Transcribe the material word for word, but without the images.

--- Records ---

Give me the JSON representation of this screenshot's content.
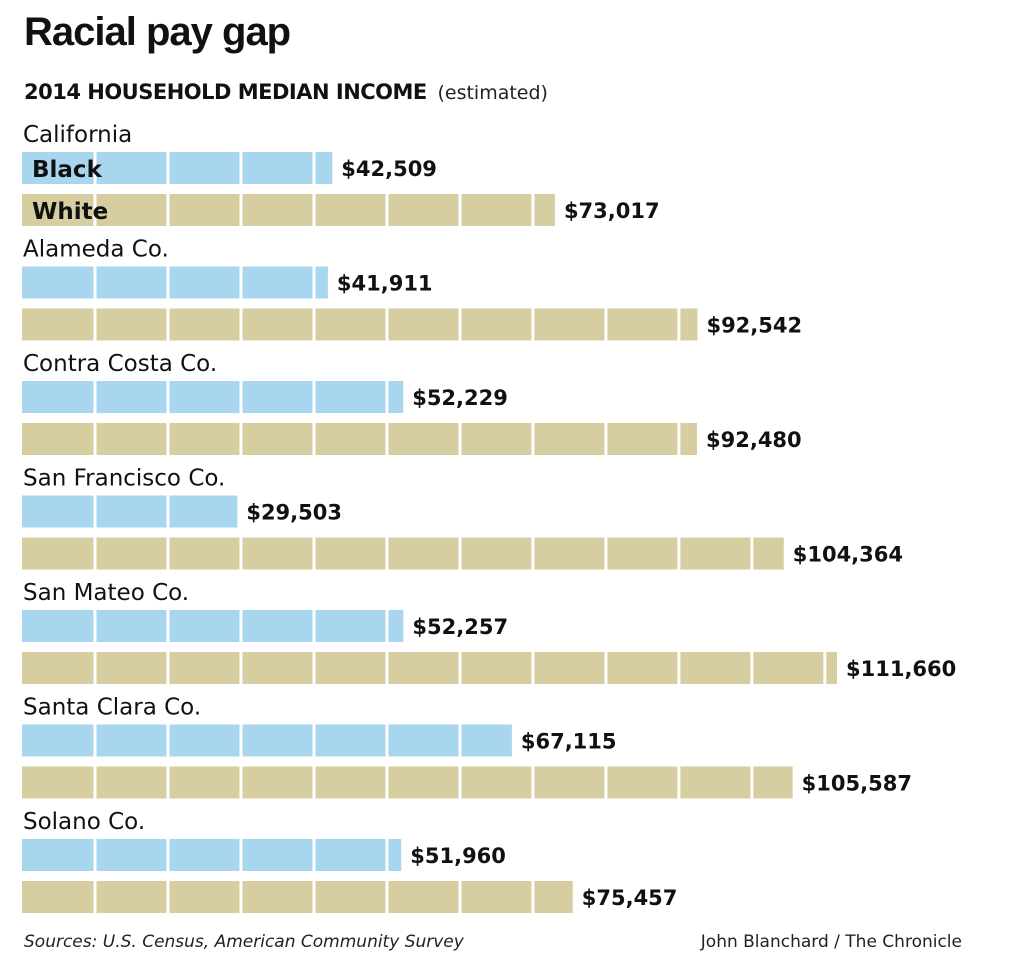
{
  "title": "Racial pay gap",
  "subtitle": "2014 HOUSEHOLD MEDIAN INCOME",
  "subtitle_note": "(estimated)",
  "source": "Sources: U.S. Census, American Community Survey",
  "credit": "John Blanchard / The Chronicle",
  "colors": {
    "black": "#a9d6ef",
    "white": "#d6cda0",
    "divider": "#ffffff"
  },
  "chart_data": {
    "type": "bar",
    "orientation": "horizontal",
    "title": "Racial pay gap",
    "subtitle": "2014 HOUSEHOLD MEDIAN INCOME (estimated)",
    "categories": [
      "California",
      "Alameda Co.",
      "Contra Costa Co.",
      "San Francisco Co.",
      "San Mateo Co.",
      "Santa Clara Co.",
      "Solano Co."
    ],
    "series": [
      {
        "name": "Black",
        "values": [
          42509,
          41911,
          52229,
          29503,
          52257,
          67115,
          51960
        ],
        "labels": [
          "$42,509",
          "$41,911",
          "$52,229",
          "$29,503",
          "$52,257",
          "$67,115",
          "$51,960"
        ]
      },
      {
        "name": "White",
        "values": [
          73017,
          92542,
          92480,
          104364,
          111660,
          105587,
          75457
        ],
        "labels": [
          "$73,017",
          "$92,542",
          "$92,480",
          "$104,364",
          "$111,660",
          "$105,587",
          "$75,457"
        ]
      }
    ],
    "segment_unit": 10000,
    "xlim": [
      0,
      111660
    ],
    "legend": "inline-first-group",
    "grid": false
  }
}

---

▶ [Response below]
Give me the JSON representation of this screenshot's content.
{
  "title": "Racial pay gap",
  "subtitle": "2014 HOUSEHOLD MEDIAN INCOME",
  "subtitle_note": "(estimated)",
  "source": "Sources: U.S. Census, American Community Survey",
  "credit": "John Blanchard / The Chronicle",
  "colors": {
    "black": "#a9d6ef",
    "white": "#d6cda0",
    "divider": "#ffffff"
  },
  "chart_data": {
    "type": "bar",
    "orientation": "horizontal",
    "title": "Racial pay gap",
    "subtitle": "2014 HOUSEHOLD MEDIAN INCOME (estimated)",
    "categories": [
      "California",
      "Alameda Co.",
      "Contra Costa Co.",
      "San Francisco Co.",
      "San Mateo Co.",
      "Santa Clara Co.",
      "Solano Co."
    ],
    "series": [
      {
        "name": "Black",
        "values": [
          42509,
          41911,
          52229,
          29503,
          52257,
          67115,
          51960
        ],
        "labels": [
          "$42,509",
          "$41,911",
          "$52,229",
          "$29,503",
          "$52,257",
          "$67,115",
          "$51,960"
        ]
      },
      {
        "name": "White",
        "values": [
          73017,
          92542,
          92480,
          104364,
          111660,
          105587,
          75457
        ],
        "labels": [
          "$73,017",
          "$92,542",
          "$92,480",
          "$104,364",
          "$111,660",
          "$105,587",
          "$75,457"
        ]
      }
    ],
    "segment_unit": 10000,
    "xlim": [
      0,
      111660
    ],
    "legend": "inline-first-group",
    "grid": false
  }
}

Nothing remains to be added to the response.